> _To do_: Using the records provided below, locate and copy each line that contains the word "学校师资力量雄厚".

+===+

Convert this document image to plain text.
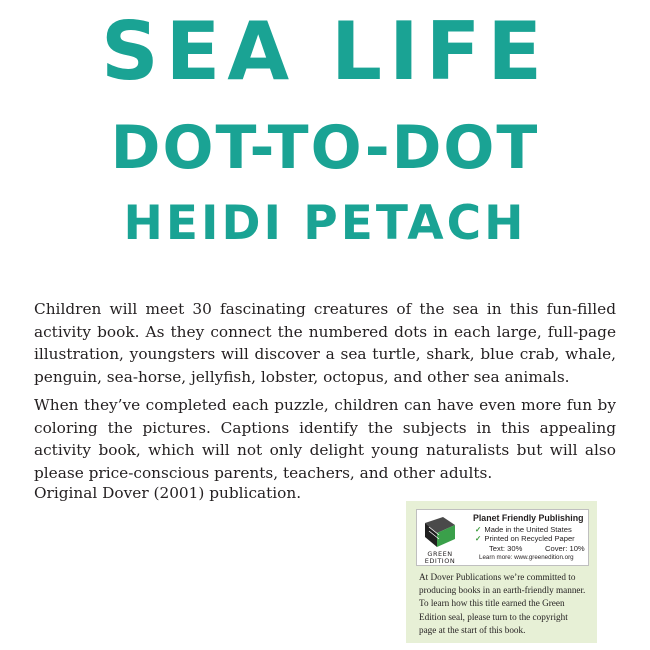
SEA LIFE
DOT-TO-DOT
HEIDI PETACH

Children will meet 30 fascinating creatures of the sea in this fun-filled activity book. As they connect the numbered dots in each large, full-page illustration, youngsters will discover a sea turtle, shark, blue crab, whale, penguin, sea-horse, jellyfish, lobster, octopus, and other sea animals.

When they’ve completed each puzzle, children can have even more fun by coloring the pictures. Captions identify the subjects in this appealing activity book, which will not only delight young naturalists but will also please price-conscious parents, teachers, and other adults.

Original Dover (2001) publication.

GREEN EDITION

Planet Friendly Publishing

✓ Made in the United States

✓ Printed on Recycled Paper

Text: 30%	Cover: 10%

Learn more: www.greenedition.org

At Dover Publications we’re committed to producing books in an earth-friendly manner. To learn how this title earned the Green Edition seal, please turn to the copyright page at the start of this book.
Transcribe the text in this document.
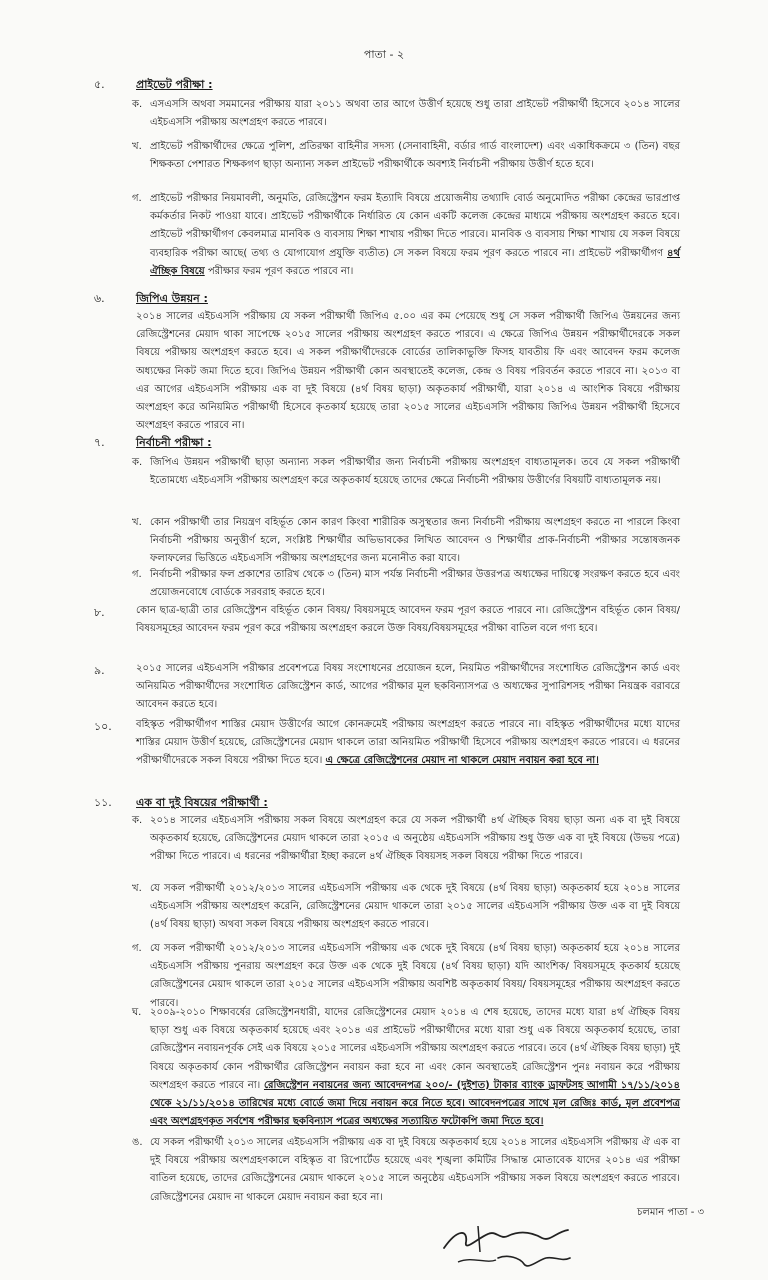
পাতা - ২
৫.	প্রাইভেট পরীক্ষা :
ক. এসএসসি অথবা সমমানের পরীক্ষায় যারা ২০১১ অথবা তার আগে উত্তীর্ণ হয়েছে শুধু তারা প্রাইভেট পরীক্ষার্থী হিসেবে ২০১৪ সালের এইচএসসি পরীক্ষায় অংশগ্রহণ করতে পারবে।
খ. প্রাইভেট পরীক্ষার্থীদের ক্ষেত্রে পুলিশ, প্রতিরক্ষা বাহিনীর সদস্য (সেনাবাহিনী, বর্ডার গার্ড বাংলাদেশ) এবং একাধিকক্রমে ৩ (তিন) বছর শিক্ষকতা পেশারত শিক্ষকগণ ছাড়া অন্যান্য সকল প্রাইভেট পরীক্ষার্থীকে অবশ্যই নির্বাচনী পরীক্ষায় উত্তীর্ণ হতে হবে।
গ. প্রাইভেট পরীক্ষার নিয়মাবলী, অনুমতি, রেজিস্ট্রেশন ফরম ইত্যাদি বিষয়ে প্রয়োজনীয় তথ্যাদি বোর্ড অনুমোদিত পরীক্ষা কেন্দ্রের ভারপ্রাপ্ত কর্মকর্তার নিকট পাওয়া যাবে। প্রাইভেট পরীক্ষার্থীকে নির্ধারিত যে কোন একটি কলেজ কেন্দ্রের মাধ্যমে পরীক্ষায় অংশগ্রহণ করতে হবে। প্রাইভেট পরীক্ষার্থীগণ কেবলমাত্র মানবিক ও ব্যবসায় শিক্ষা শাখায় পরীক্ষা দিতে পারবে। মানবিক ও ব্যবসায় শিক্ষা শাখায় যে সকল বিষয়ে ব্যবহারিক পরীক্ষা আছে( তথ্য ও যোগাযোগ প্রযুক্তি ব্যতীত) সে সকল বিষয়ে ফরম পূরণ করতে পারবে না। প্রাইভেট পরীক্ষার্থীগণ ৪র্থ ঐচ্ছিক বিষয়ে পরীক্ষার ফরম পূরণ করতে পারবে না।
৬.	জিপিএ উন্নয়ন :
২০১৪ সালের এইচএসসি পরীক্ষায় যে সকল পরীক্ষার্থী জিপিএ ৫.০০ এর কম পেয়েছে শুধু সে সকল পরীক্ষার্থী জিপিএ উন্নয়নের জন্য রেজিস্ট্রেশনের মেয়াদ থাকা সাপেক্ষে ২০১৫ সালের পরীক্ষায় অংশগ্রহণ করতে পারবে। এ ক্ষেত্রে জিপিএ উন্নয়ন পরীক্ষার্থীদেরকে সকল বিষয়ে পরীক্ষায় অংশগ্রহণ করতে হবে। এ সকল পরীক্ষার্থীদেরকে বোর্ডের তালিকাভুক্তি ফিসহ যাবতীয় ফি এবং আবেদন ফরম কলেজ অধ্যক্ষের নিকট জমা দিতে হবে। জিপিএ উন্নয়ন পরীক্ষার্থী কোন অবস্থাতেই কলেজ, কেন্দ্র ও বিষয় পরিবর্তন করতে পারবে না। ২০১৩ বা এর আগের এইচএসসি পরীক্ষায় এক বা দুই বিষয়ে (৪র্থ বিষয় ছাড়া) অকৃতকার্য পরীক্ষার্থী, যারা ২০১৪ এ আংশিক বিষয়ে পরীক্ষায় অংশগ্রহণ করে অনিয়মিত পরীক্ষার্থী হিসেবে কৃতকার্য হয়েছে তারা ২০১৫ সালের এইচএসসি পরীক্ষায় জিপিএ উন্নয়ন পরীক্ষার্থী হিসেবে অংশগ্রহণ করতে পারবে না।
৭.	নির্বাচনী পরীক্ষা :
ক. জিপিএ উন্নয়ন পরীক্ষার্থী ছাড়া অন্যান্য সকল পরীক্ষার্থীর জন্য নির্বাচনী পরীক্ষায় অংশগ্রহণ বাধ্যতামূলক। তবে যে সকল পরীক্ষার্থী ইতোমধ্যে এইচএসসি পরীক্ষায় অংশগ্রহণ করে অকৃতকার্য হয়েছে তাদের ক্ষেত্রে নির্বাচনী পরীক্ষায় উত্তীর্ণের বিষয়টি বাধ্যতামূলক নয়।
খ. কোন পরীক্ষার্থী তার নিয়ন্ত্রণ বহির্ভূত কোন কারণ কিংবা শারীরিক অসুস্থতার জন্য নির্বাচনী পরীক্ষায় অংশগ্রহণ করতে না পারলে কিংবা নির্বাচনী পরীক্ষায় অনুত্তীর্ণ হলে, সংশ্লিষ্ট শিক্ষার্থীর অভিভাবকের লিখিত আবেদন ও শিক্ষার্থীর প্রাক-নির্বাচনী পরীক্ষার সন্তোষজনক ফলাফলের ভিত্তিতে এইচএসসি পরীক্ষায় অংশগ্রহণের জন্য মনোনীত করা যাবে।
গ. নির্বাচনী পরীক্ষার ফল প্রকাশের তারিখ থেকে ৩ (তিন) মাস পর্যন্ত নির্বাচনী পরীক্ষার উত্তরপত্র অধ্যক্ষের দায়িত্বে সংরক্ষণ করতে হবে এবং প্রয়োজনবোধে বোর্ডকে সরবরাহ করতে হবে।
৮.	কোন ছাত্র-ছাত্রী তার রেজিস্ট্রেশন বহির্ভূত কোন বিষয়/ বিষয়সমূহে আবেদন ফরম পূরণ করতে পারবে না। রেজিস্ট্রেশন বহির্ভূত কোন বিষয়/ বিষয়সমূহের আবেদন ফরম পূরণ করে পরীক্ষায় অংশগ্রহণ করলে উক্ত বিষয়/বিষয়সমূহের পরীক্ষা বাতিল বলে গণ্য হবে।
৯.	২০১৫ সালের এইচএসসি পরীক্ষার প্রবেশপত্রে বিষয় সংশোধনের প্রয়োজন হলে, নিয়মিত পরীক্ষার্থীদের সংশোধিত রেজিস্ট্রেশন কার্ড এবং অনিয়মিত পরীক্ষার্থীদের সংশোধিত রেজিস্ট্রেশন কার্ড, আগের পরীক্ষার মূল ছকবিন্যাসপত্র ও অধ্যক্ষের সুপারিশসহ পরীক্ষা নিয়ন্ত্রক বরাবরে আবেদন করতে হবে।
১০. বহিস্কৃত পরীক্ষার্থীগণ শাস্তির মেয়াদ উত্তীর্ণের আগে কোনক্রমেই পরীক্ষায় অংশগ্রহণ করতে পারবে না। বহিস্কৃত পরীক্ষার্থীদের মধ্যে যাদের শাস্তির মেয়াদ উত্তীর্ণ হয়েছে, রেজিস্ট্রেশনের মেয়াদ থাকলে তারা অনিয়মিত পরীক্ষার্থী হিসেবে পরীক্ষায় অংশগ্রহণ করতে পারবে। এ ধরনের পরীক্ষার্থীদেরকে সকল বিষয়ে পরীক্ষা দিতে হবে। এ ক্ষেত্রে রেজিস্ট্রেশনের মেয়াদ না থাকলে মেয়াদ নবায়ন করা হবে না।
১১. এক বা দুই বিষয়ের পরীক্ষার্থী :
ক. ২০১৪ সালের এইচএসসি পরীক্ষায় সকল বিষয়ে অংশগ্রহণ করে যে সকল পরীক্ষার্থী ৪র্থ ঐচ্ছিক বিষয় ছাড়া অন্য এক বা দুই বিষয়ে অকৃতকার্য হয়েছে, রেজিস্ট্রেশনের মেয়াদ থাকলে তারা ২০১৫ এ অনুষ্ঠেয় এইচএসসি পরীক্ষায় শুধু উক্ত এক বা দুই বিষয়ে (উভয় পত্রে) পরীক্ষা দিতে পারবে। এ ধরনের পরীক্ষার্থীরা ইচ্ছা করলে ৪র্থ ঐচ্ছিক বিষয়সহ সকল বিষয়ে পরীক্ষা দিতে পারবে।
খ. যে সকল পরীক্ষার্থী ২০১২/২০১৩ সালের এইচএসসি পরীক্ষায় এক থেকে দুই বিষয়ে (৪র্থ বিষয় ছাড়া) অকৃতকার্য হয়ে ২০১৪ সালের এইচএসসি পরীক্ষায় অংশগ্রহণ করেনি, রেজিস্ট্রেশনের মেয়াদ থাকলে তারা ২০১৫ সালের এইচএসসি পরীক্ষায় উক্ত এক বা দুই বিষয়ে (৪র্থ বিষয় ছাড়া) অথবা সকল বিষয়ে পরীক্ষায় অংশগ্রহণ করতে পারবে।
গ. যে সকল পরীক্ষার্থী ২০১২/২০১৩ সালের এইচএসসি পরীক্ষায় এক থেকে দুই বিষয়ে (৪র্থ বিষয় ছাড়া) অকৃতকার্য হয়ে ২০১৪ সালের এইচএসসি পরীক্ষায় পুনরায় অংশগ্রহণ করে উক্ত এক থেকে দুই বিষয়ে (৪র্থ বিষয় ছাড়া) যদি আংশিক/ বিষয়সমূহে কৃতকার্য হয়েছে রেজিস্ট্রেশনের মেয়াদ থাকলে তারা ২০১৫ সালের এইচএসসি পরীক্ষায় অবশিষ্ট অকৃতকার্য বিষয়/ বিষয়সমূহের পরীক্ষায় অংশগ্রহণ করতে পারবে।
ঘ. ২০০৯-২০১০ শিক্ষাবর্ষের রেজিস্ট্রেশনধারী, যাদের রেজিস্ট্রেশনের মেয়াদ ২০১৪ এ শেষ হয়েছে, তাদের মধ্যে যারা ৪র্থ ঐচ্ছিক বিষয় ছাড়া শুধু এক বিষয়ে অকৃতকার্য হয়েছে এবং ২০১৪ এর প্রাইভেট পরীক্ষার্থীদের মধ্যে যারা শুধু এক বিষয়ে অকৃতকার্য হয়েছে, তারা রেজিস্ট্রেশন নবায়নপূর্বক সেই এক বিষয়ে ২০১৫ সালের এইচএসসি পরীক্ষায় অংশগ্রহণ করতে পারবে। তবে (৪র্থ ঐচ্ছিক বিষয় ছাড়া) দুই বিষয়ে অকৃতকার্য কোন পরীক্ষার্থীর রেজিস্ট্রেশন নবায়ন করা হবে না এবং কোন অবস্থাতেই রেজিস্ট্রেশন পুনঃ নবায়ন করে পরীক্ষায় অংশগ্রহণ করতে পারবে না। রেজিস্ট্রেশন নবায়নের জন্য আবেদনপত্র ২০০/- (দুইশত) টাকার ব্যাংক ড্রাফটসহ আগামী ১৭/১১/২০১৪ থেকে ২১/১১/২০১৪ তারিখের মধ্যে বোর্ডে জমা দিয়ে নবায়ন করে নিতে হবে। আবেদনপত্রের সাথে মূল রেজিঃ কার্ড, মূল প্রবেশপত্র এবং অংশগ্রহণকৃত সর্বশেষ পরীক্ষার ছকবিন্যাস পত্রের অধ্যক্ষের সত্যায়িত ফটোকপি জমা দিতে হবে।
ঙ. যে সকল পরীক্ষার্থী ২০১৩ সালের এইচএসসি পরীক্ষায় এক বা দুই বিষয়ে অকৃতকার্য হয়ে ২০১৪ সালের এইচএসসি পরীক্ষায় ঐ এক বা দুই বিষয়ে পরীক্ষায় অংশগ্রহণকালে বহিস্কৃত বা রিপোর্টেড হয়েছে এবং শৃঙ্খলা কমিটির সিদ্ধান্ত মোতাবেক যাদের ২০১৪ এর পরীক্ষা বাতিল হয়েছে, তাদের রেজিস্ট্রেশনের মেয়াদ থাকলে ২০১৫ সালে অনুষ্ঠেয় এইচএসসি পরীক্ষায় সকল বিষয়ে অংশগ্রহণ করতে পারবে। রেজিস্ট্রেশনের মেয়াদ না থাকলে মেয়াদ নবায়ন করা হবে না।
চলমান পাতা - ৩
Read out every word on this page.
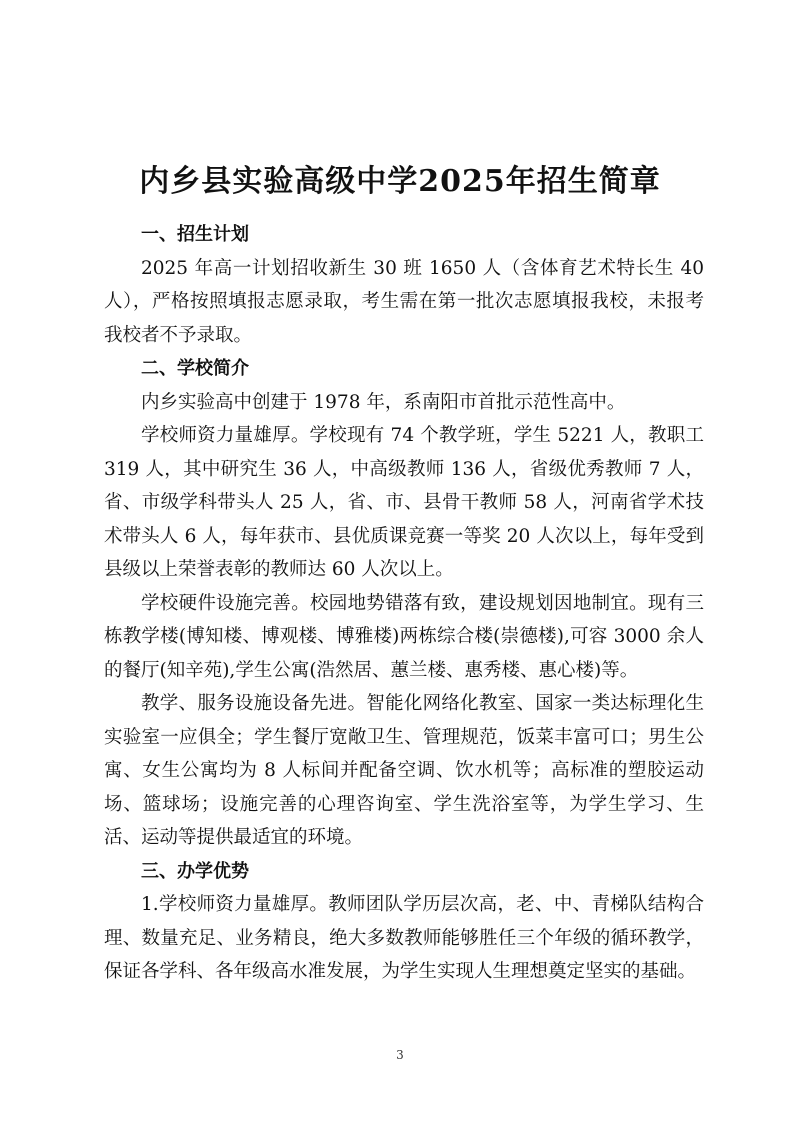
内乡县实验高级中学2025年招生简章
一、招生计划

2025 年高一计划招收新生 30 班 1650 人（含体育艺术特长生 40 人），严格按照填报志愿录取，考生需在第一批次志愿填报我校，未报考我校者不予录取。

二、学校简介

内乡实验高中创建于 1978 年，系南阳市首批示范性高中。

学校师资力量雄厚。学校现有 74 个教学班，学生 5221 人，教职工 319 人，其中研究生 36 人，中高级教师 136 人，省级优秀教师 7 人，省、市级学科带头人 25 人，省、市、县骨干教师 58 人，河南省学术技术带头人 6 人，每年获市、县优质课竞赛一等奖 20 人次以上，每年受到县级以上荣誉表彰的教师达 60 人次以上。

学校硬件设施完善。校园地势错落有致，建设规划因地制宜。现有三栋教学楼(博知楼、博观楼、博雅楼)两栋综合楼(崇德楼),可容 3000 余人的餐厅(知辛苑),学生公寓(浩然居、蕙兰楼、惠秀楼、惠心楼)等。

教学、服务设施设备先进。智能化网络化教室、国家一类达标理化生实验室一应俱全；学生餐厅宽敞卫生、管理规范，饭菜丰富可口；男生公寓、女生公寓均为 8 人标间并配备空调、饮水机等；高标准的塑胶运动场、篮球场；设施完善的心理咨询室、学生洗浴室等，为学生学习、生活、运动等提供最适宜的环境。

三、办学优势

1.学校师资力量雄厚。教师团队学历层次高，老、中、青梯队结构合理、数量充足、业务精良，绝大多数教师能够胜任三个年级的循环教学，保证各学科、各年级高水准发展，为学生实现人生理想奠定坚实的基础。

3
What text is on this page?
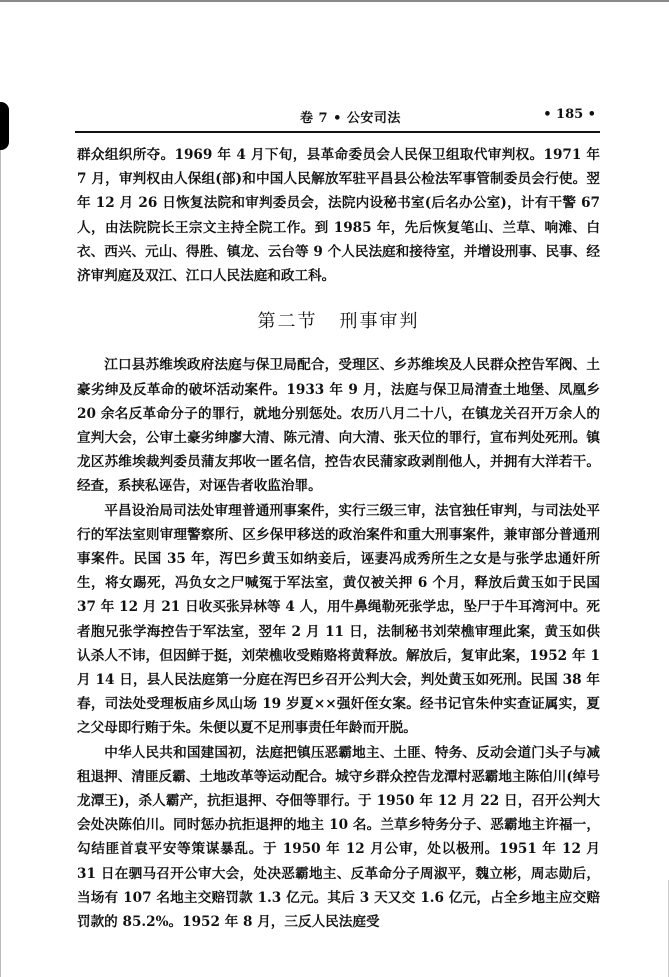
卷 7 • 公安司法	• 185 •

群众组织所夺。1969 年 4 月下旬，县革命委员会人民保卫组取代审判权。1971 年 7 月，审判权由人保组(部)和中国人民解放军驻平昌县公检法军事管制委员会行使。翌年 12 月 26 日恢复法院和审判委员会，法院内设秘书室(后名办公室)，计有干警 67人，由法院院长王宗文主持全院工作。到 1985 年，先后恢复笔山、兰草、响滩、白衣、西兴、元山、得胜、镇龙、云台等 9 个人民法庭和接待室，并增设刑事、民事、经济审判庭及双江、江口人民法庭和政工科。

第二节 刑事审判

江口县苏维埃政府法庭与保卫局配合，受理区、乡苏维埃及人民群众控告军阀、土豪劣绅及反革命的破坏活动案件。1933 年 9 月，法庭与保卫局清查土地堡、凤凰乡 20 余名反革命分子的罪行，就地分别惩处。农历八月二十八，在镇龙关召开万余人的宣判大会，公审土豪劣绅廖大清、陈元清、向大清、张天位的罪行，宣布判处死刑。镇龙区苏维埃裁判委员蒲友邦收一匿名信，控告农民蒲家政剥削他人，并拥有大洋若干。经查，系挟私诬告，对诬告者收监治罪。

平昌设治局司法处审理普通刑事案件，实行三级三审，法官独任审判，与司法处平行的军法室则审理警察所、区乡保甲移送的政治案件和重大刑事案件，兼审部分普通刑事案件。民国 35 年，泻巴乡黄玉如纳妾后，诬妻冯成秀所生之女是与张学忠通奸所生，将女踢死，冯负女之尸喊冤于军法室，黄仅被关押 6 个月，释放后黄玉如于民国 37 年 12 月 21 日收买张异林等 4 人，用牛鼻绳勒死张学忠，坠尸于牛耳湾河中。死者胞兄张学海控告于军法室，翌年 2 月 11 日，法制秘书刘荣樵审理此案，黄玉如供认杀人不讳，但因鲜于挺，刘荣樵收受贿赂将黄释放。解放后，复审此案，1952 年 1 月 14 日，县人民法庭第一分庭在泻巴乡召开公判大会，判处黄玉如死刑。民国 38 年春，司法处受理板庙乡凤山场 19 岁夏××强奸侄女案。经书记官朱仲实查证属实，夏之父母即行贿于朱。朱便以夏不足刑事责任年龄而开脱。

中华人民共和国建国初，法庭把镇压恶霸地主、土匪、特务、反动会道门头子与减租退押、清匪反霸、土地改革等运动配合。城守乡群众控告龙潭村恶霸地主陈伯川(绰号龙潭王)，杀人霸产，抗拒退押、夺佃等罪行。于 1950 年 12 月 22 日，召开公判大会处决陈伯川。同时惩办抗拒退押的地主 10 名。兰草乡特务分子、恶霸地主许福一，勾结匪首袁平安等策谋暴乱。于 1950 年 12 月公审，处以极刑。1951 年 12 月 31 日在驷马召开公审大会，处决恶霸地主、反革命分子周淑平，魏立彬，周志勋后，当场有 107 名地主交赔罚款 1.3 亿元。其后 3 天又交 1.6 亿元，占全乡地主应交赔罚款的 85.2%。1952 年 8 月，三反人民法庭受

+===+

> _Answer to this problem_:
学校师资力量雄厚。学校现有 74 个教学班，学生 5221 人，教职工 319 人，其中研究生 36 人，中高级教师 136 人，省级优秀教师 7 人，省、市级学科带头人 25 人，省、市、县骨干教师 58 人，河南省学术技术带头人 6 人，每年获市、县优质课竞赛一等奖 20 人次以上，每年受到县级以上荣誉表彰的教师达 60 人次以上。
1.学校师资力量雄厚。教师团队学历层次高，老、中、青梯队结构合理、数量充足、业务精良，绝大多数教师能够胜任三个年级的循环教学，保证各学科、各年级高水准发展，为学生实现人生理想奠定坚实的基础。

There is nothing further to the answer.